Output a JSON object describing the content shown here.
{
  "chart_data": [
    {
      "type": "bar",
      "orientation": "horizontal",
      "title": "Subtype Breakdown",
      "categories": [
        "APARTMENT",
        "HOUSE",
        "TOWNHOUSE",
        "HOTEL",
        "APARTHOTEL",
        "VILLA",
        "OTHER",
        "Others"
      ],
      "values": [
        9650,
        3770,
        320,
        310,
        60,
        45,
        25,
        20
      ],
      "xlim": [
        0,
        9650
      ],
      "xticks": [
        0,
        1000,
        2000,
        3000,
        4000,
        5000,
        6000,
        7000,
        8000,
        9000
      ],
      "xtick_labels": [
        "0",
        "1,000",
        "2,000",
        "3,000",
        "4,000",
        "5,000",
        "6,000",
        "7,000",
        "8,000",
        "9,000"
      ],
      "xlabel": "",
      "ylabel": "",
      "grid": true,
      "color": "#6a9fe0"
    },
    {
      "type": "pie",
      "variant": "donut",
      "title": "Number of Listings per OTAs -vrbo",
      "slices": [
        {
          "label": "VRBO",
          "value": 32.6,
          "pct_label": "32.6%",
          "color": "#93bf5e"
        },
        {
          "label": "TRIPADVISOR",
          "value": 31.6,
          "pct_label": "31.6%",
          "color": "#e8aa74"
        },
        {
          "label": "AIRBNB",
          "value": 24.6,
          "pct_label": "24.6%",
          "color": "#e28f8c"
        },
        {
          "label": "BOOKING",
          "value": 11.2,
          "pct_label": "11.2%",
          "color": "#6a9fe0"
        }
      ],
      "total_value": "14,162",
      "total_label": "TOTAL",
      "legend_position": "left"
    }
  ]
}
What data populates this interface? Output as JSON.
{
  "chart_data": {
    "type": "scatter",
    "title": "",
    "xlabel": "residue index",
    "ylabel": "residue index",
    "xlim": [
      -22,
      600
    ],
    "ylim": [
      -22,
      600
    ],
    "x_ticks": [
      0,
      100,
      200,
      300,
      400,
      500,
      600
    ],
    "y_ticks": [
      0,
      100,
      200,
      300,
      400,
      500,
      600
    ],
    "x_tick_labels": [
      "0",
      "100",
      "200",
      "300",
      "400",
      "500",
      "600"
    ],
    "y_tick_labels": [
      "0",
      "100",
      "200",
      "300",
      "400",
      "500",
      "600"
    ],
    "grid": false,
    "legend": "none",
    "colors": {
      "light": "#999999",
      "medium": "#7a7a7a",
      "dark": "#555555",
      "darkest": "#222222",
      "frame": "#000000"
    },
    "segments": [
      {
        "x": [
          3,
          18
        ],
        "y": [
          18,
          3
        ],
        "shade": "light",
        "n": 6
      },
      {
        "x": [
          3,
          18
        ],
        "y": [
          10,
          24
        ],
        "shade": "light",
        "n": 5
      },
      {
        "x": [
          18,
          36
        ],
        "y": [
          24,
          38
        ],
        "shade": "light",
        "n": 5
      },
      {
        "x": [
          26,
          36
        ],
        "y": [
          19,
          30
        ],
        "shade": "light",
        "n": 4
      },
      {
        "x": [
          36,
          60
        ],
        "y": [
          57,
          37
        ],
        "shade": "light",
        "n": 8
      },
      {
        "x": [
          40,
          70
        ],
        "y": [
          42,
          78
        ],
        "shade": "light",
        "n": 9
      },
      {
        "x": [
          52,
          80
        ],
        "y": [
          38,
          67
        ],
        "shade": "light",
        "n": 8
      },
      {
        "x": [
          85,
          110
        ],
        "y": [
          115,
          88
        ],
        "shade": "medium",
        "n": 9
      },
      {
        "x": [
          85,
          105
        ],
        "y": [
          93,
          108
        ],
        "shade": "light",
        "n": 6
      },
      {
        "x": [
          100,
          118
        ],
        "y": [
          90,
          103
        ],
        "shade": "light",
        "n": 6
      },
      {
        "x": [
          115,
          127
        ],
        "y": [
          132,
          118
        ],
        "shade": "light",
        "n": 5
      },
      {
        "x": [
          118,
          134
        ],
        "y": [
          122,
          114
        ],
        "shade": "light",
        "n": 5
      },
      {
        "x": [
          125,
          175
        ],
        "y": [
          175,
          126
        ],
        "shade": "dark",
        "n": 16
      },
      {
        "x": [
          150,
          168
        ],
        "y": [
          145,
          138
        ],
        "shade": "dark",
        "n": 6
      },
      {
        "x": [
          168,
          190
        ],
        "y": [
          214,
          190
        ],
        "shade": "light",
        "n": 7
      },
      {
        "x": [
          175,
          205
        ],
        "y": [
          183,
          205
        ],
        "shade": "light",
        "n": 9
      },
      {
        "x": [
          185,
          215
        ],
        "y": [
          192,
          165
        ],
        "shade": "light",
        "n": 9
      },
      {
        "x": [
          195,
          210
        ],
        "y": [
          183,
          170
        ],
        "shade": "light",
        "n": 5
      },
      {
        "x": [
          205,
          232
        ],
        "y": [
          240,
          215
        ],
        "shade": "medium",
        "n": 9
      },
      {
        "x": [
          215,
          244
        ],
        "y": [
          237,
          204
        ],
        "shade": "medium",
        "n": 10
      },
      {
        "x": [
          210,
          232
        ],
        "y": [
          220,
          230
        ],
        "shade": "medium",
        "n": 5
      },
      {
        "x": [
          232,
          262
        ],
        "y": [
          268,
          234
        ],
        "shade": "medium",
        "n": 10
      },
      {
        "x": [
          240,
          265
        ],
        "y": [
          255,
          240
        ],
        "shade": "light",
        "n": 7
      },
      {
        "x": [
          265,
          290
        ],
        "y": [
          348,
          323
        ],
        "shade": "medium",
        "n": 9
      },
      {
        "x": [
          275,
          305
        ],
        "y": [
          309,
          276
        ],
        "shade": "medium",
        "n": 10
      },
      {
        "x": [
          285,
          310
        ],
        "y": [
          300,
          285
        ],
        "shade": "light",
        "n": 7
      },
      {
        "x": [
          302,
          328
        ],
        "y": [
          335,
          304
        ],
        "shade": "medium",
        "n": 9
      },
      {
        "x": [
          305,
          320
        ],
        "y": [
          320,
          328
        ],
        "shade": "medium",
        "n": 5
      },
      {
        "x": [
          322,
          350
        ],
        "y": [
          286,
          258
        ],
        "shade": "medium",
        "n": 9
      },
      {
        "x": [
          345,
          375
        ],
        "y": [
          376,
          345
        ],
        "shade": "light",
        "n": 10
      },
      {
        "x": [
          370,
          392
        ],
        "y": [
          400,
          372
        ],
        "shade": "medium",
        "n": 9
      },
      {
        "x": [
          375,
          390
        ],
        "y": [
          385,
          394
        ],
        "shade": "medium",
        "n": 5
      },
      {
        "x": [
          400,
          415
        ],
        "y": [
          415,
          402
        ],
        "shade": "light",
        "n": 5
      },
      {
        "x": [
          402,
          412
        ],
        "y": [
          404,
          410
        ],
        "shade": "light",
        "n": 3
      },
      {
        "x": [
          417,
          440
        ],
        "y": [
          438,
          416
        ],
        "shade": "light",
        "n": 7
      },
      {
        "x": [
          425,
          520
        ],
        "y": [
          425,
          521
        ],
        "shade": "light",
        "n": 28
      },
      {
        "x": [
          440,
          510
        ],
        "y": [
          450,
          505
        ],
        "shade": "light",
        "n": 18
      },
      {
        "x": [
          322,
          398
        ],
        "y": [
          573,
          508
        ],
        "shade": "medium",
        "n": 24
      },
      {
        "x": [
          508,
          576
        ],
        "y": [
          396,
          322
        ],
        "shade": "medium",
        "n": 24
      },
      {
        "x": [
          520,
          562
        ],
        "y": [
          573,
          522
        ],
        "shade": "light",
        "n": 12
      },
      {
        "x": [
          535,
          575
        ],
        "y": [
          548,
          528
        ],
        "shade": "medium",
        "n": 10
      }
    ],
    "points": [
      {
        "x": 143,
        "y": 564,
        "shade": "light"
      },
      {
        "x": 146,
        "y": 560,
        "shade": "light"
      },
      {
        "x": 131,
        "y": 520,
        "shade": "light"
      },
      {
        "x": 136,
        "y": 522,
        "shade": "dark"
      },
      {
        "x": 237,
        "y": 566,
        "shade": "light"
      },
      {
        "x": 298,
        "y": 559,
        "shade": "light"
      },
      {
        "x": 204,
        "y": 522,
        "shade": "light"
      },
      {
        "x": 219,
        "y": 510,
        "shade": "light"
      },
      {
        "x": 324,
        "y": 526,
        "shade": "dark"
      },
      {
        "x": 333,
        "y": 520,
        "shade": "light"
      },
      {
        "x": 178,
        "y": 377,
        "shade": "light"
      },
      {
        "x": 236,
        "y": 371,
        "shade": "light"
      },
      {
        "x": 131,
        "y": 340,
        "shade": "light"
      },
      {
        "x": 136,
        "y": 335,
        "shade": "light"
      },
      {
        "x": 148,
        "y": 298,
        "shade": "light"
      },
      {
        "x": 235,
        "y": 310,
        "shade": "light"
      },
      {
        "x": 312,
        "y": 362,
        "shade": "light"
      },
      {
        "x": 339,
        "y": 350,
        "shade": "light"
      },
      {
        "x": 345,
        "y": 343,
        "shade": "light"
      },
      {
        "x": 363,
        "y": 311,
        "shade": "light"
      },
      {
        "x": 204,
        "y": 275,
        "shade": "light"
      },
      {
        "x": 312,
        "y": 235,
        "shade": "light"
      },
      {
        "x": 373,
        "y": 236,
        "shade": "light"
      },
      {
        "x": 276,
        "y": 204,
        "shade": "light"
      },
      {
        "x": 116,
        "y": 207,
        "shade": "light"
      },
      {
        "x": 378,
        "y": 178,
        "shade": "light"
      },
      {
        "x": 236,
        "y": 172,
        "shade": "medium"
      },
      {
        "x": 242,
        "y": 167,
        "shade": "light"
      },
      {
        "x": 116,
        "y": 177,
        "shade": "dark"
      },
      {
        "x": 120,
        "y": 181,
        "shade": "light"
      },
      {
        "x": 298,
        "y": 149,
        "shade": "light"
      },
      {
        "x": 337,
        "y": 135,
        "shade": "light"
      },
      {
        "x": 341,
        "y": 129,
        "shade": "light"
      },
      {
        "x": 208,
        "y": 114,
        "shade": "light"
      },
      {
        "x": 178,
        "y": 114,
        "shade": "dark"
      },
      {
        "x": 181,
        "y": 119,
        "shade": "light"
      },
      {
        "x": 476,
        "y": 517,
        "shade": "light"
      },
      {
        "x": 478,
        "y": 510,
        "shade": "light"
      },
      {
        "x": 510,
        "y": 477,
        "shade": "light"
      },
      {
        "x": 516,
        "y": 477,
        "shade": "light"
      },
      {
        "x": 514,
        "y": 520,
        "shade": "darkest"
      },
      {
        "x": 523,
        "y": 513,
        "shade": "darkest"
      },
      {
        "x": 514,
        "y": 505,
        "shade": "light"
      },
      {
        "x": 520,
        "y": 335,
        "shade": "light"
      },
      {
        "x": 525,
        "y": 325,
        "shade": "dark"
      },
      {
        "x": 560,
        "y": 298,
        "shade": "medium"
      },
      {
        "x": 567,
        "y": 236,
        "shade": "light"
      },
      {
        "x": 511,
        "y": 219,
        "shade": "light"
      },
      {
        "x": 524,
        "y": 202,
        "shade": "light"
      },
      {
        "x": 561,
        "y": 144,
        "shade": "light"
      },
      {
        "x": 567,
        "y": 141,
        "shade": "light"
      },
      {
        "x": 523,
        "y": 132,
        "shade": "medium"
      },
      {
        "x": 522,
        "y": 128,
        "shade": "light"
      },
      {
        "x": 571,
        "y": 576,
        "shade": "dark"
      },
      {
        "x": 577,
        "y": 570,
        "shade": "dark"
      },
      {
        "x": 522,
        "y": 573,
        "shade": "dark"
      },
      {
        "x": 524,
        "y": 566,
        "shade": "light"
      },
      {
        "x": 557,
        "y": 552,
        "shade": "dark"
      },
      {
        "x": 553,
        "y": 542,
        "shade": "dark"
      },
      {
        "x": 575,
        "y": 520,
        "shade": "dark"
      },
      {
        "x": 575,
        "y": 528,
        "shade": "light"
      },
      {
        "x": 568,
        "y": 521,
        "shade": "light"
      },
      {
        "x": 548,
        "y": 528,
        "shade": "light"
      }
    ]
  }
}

GOAL:
Scan the material above for the string "JSON" and return the lines that hold it.

TASK OUTPUT:
Output a JSON object describing the content shown here.
What data populates this interface? Output as JSON.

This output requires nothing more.